Written request: Transcribe the records that follow exactly. Skip the pictures.

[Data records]
——

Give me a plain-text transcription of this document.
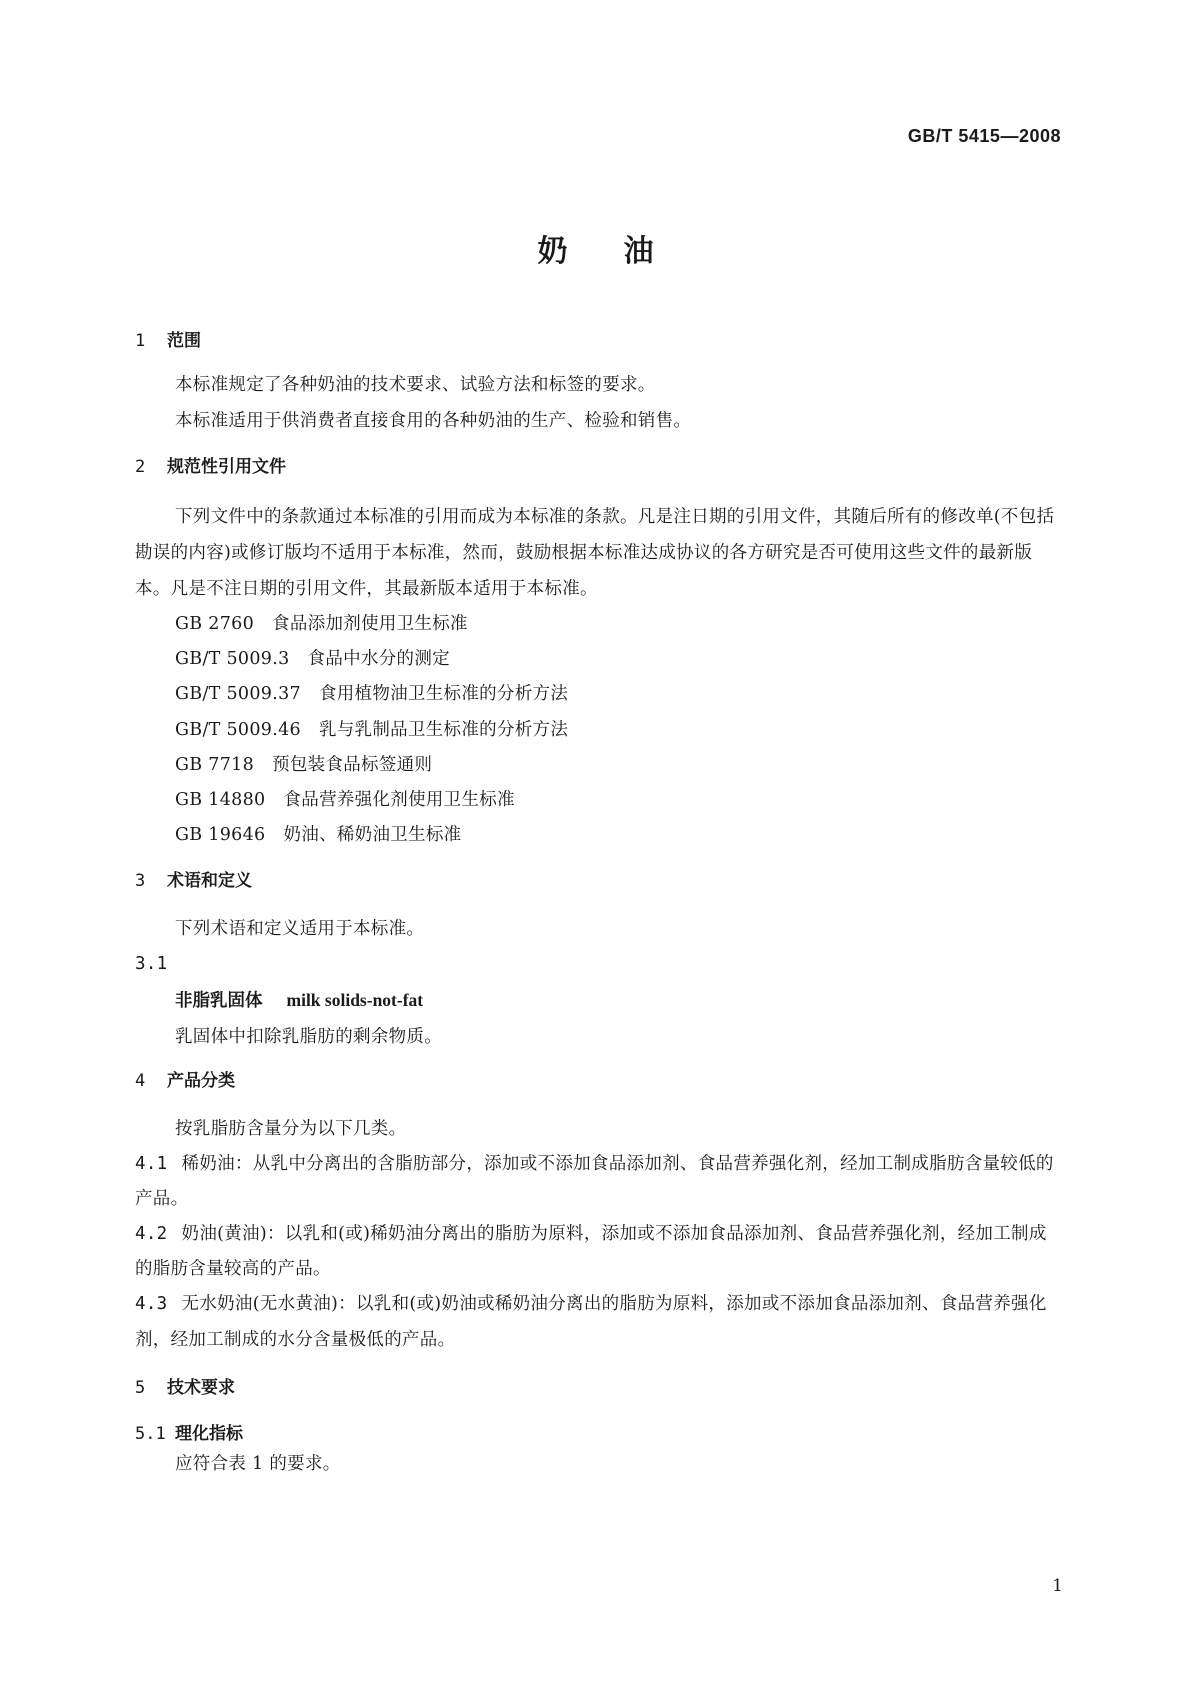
GB/T 5415—2008
奶油
1 范围
本标准规定了各种奶油的技术要求、试验方法和标签的要求。
本标准适用于供消费者直接食用的各种奶油的生产、检验和销售。
2 规范性引用文件
下列文件中的条款通过本标准的引用而成为本标准的条款。凡是注日期的引用文件，其随后所有的修改单(不包括勘误的内容)或修订版均不适用于本标准，然而，鼓励根据本标准达成协议的各方研究是否可使用这些文件的最新版本。凡是不注日期的引用文件，其最新版本适用于本标准。
GB 2760 食品添加剂使用卫生标准
GB/T 5009.3 食品中水分的测定
GB/T 5009.37 食用植物油卫生标准的分析方法
GB/T 5009.46 乳与乳制品卫生标准的分析方法
GB 7718 预包装食品标签通则
GB 14880 食品营养强化剂使用卫生标准
GB 19646 奶油、稀奶油卫生标准
3 术语和定义
下列术语和定义适用于本标准。
3.1
非脂乳固体 milk solids-not-fat
乳固体中扣除乳脂肪的剩余物质。
4 产品分类
按乳脂肪含量分为以下几类。
4.1 稀奶油：从乳中分离出的含脂肪部分，添加或不添加食品添加剂、食品营养强化剂，经加工制成脂肪含量较低的产品。
4.2 奶油(黄油)：以乳和(或)稀奶油分离出的脂肪为原料，添加或不添加食品添加剂、食品营养强化剂，经加工制成的脂肪含量较高的产品。
4.3 无水奶油(无水黄油)：以乳和(或)奶油或稀奶油分离出的脂肪为原料，添加或不添加食品添加剂、食品营养强化剂，经加工制成的水分含量极低的产品。
5 技术要求
5.1 理化指标
应符合表 1 的要求。
1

——

Correct output:
Give me a plain-text transcription of this document.
GB/T 5415—2008
奶油
1 范围
本标准规定了各种奶油的技术要求、试验方法和标签的要求。
本标准适用于供消费者直接食用的各种奶油的生产、检验和销售。
2 规范性引用文件
下列文件中的条款通过本标准的引用而成为本标准的条款。凡是注日期的引用文件，其随后所有的修改单(不包括勘误的内容)或修订版均不适用于本标准，然而，鼓励根据本标准达成协议的各方研究是否可使用这些文件的最新版本。凡是不注日期的引用文件，其最新版本适用于本标准。
GB 2760 食品添加剂使用卫生标准
GB/T 5009.3 食品中水分的测定
GB/T 5009.37 食用植物油卫生标准的分析方法
GB/T 5009.46 乳与乳制品卫生标准的分析方法
GB 7718 预包装食品标签通则
GB 14880 食品营养强化剂使用卫生标准
GB 19646 奶油、稀奶油卫生标准
3 术语和定义
下列术语和定义适用于本标准。
3.1
非脂乳固体 milk solids-not-fat
乳固体中扣除乳脂肪的剩余物质。
4 产品分类
按乳脂肪含量分为以下几类。
4.1 稀奶油：从乳中分离出的含脂肪部分，添加或不添加食品添加剂、食品营养强化剂，经加工制成脂肪含量较低的产品。
4.2 奶油(黄油)：以乳和(或)稀奶油分离出的脂肪为原料，添加或不添加食品添加剂、食品营养强化剂，经加工制成的脂肪含量较高的产品。
4.3 无水奶油(无水黄油)：以乳和(或)奶油或稀奶油分离出的脂肪为原料，添加或不添加食品添加剂、食品营养强化剂，经加工制成的水分含量极低的产品。
5 技术要求
5.1 理化指标
应符合表 1 的要求。
1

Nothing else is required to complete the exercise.